*Assignment*.
Determine the number of lines below that contain the string "regions", and state only that number.
[Available data — start]
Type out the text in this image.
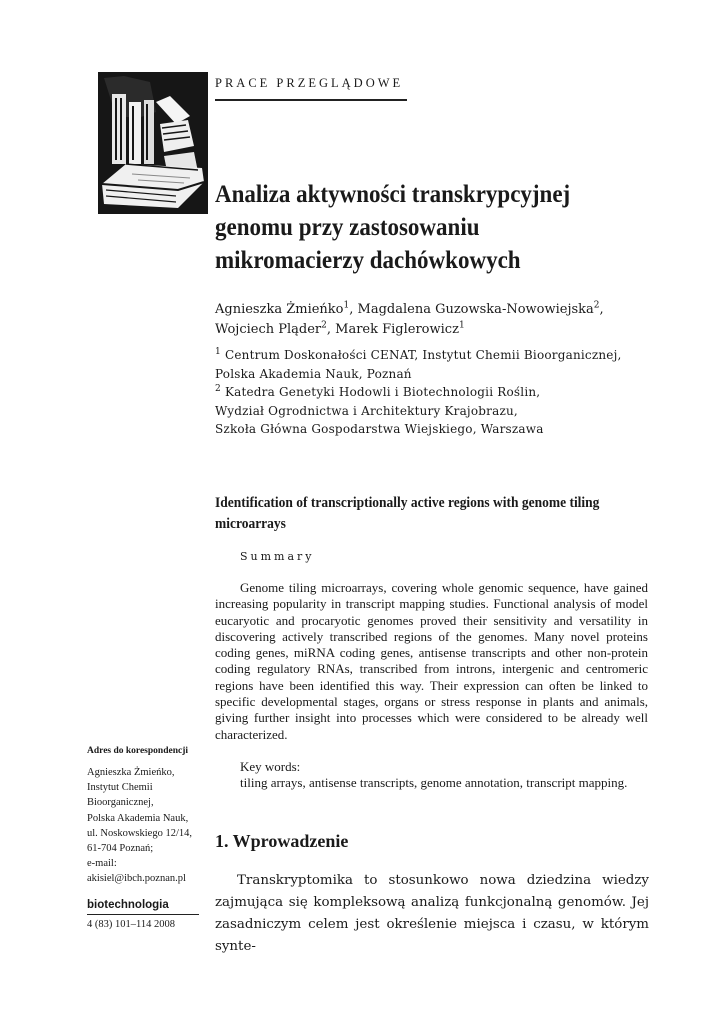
PRACE PRZEGLĄDOWE
Analiza aktywności transkrypcyjnej
genomu przy zastosowaniu
mikromacierzy dachówkowych
Agnieszka Żmieńko$^1$, Magdalena Guzowska-Nowowiejska$^2$,
Wojciech Pląder$^2$, Marek Figlerowicz$^1$
$^1$ Centrum Doskonałości CENAT, Instytut Chemii Bioorganicznej,
Polska Akademia Nauk, Poznań
$^2$ Katedra Genetyki Hodowli i Biotechnologii Roślin,
Wydział Ogrodnictwa i Architektury Krajobrazu,
Szkoła Główna Gospodarstwa Wiejskiego, Warszawa
Identification of transcriptionally active regions with genome tiling microarrays
Summary
Genome tiling microarrays, covering whole genomic sequence, have gained increasing popularity in transcript mapping studies. Functional analysis of model eucaryotic and procaryotic genomes proved their sensitivity and versatility in discovering actively transcribed regions of the genomes. Many novel proteins coding genes, miRNA coding genes, antisense transcripts and other non-protein coding regulatory RNAs, transcribed from introns, intergenic and centromeric regions have been identified this way. Their expression can often be linked to specific developmental stages, organs or stress response in plants and animals, giving further insight into processes which were considered to be already well characterized.
Key words:
tiling arrays, antisense transcripts, genome annotation, transcript mapping.
1. Wprowadzenie
Transkryptomika to stosunkowo nowa dziedzina wiedzy zajmująca się kompleksową analizą funkcjonalną genomów. Jej zasadniczym celem jest określenie miejsca i czasu, w którym synte-
Adres do korespondencji
Agnieszka Żmieńko,
Instytut Chemii
Bioorganicznej,
Polska Akademia Nauk,
ul. Noskowskiego 12/14,
61-704 Poznań;
e-mail:
akisiel@ibch.poznan.pl
biotechnologia
4 (83) 101–114 2008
[Available data — finish]
*Answer for this exercise*.
2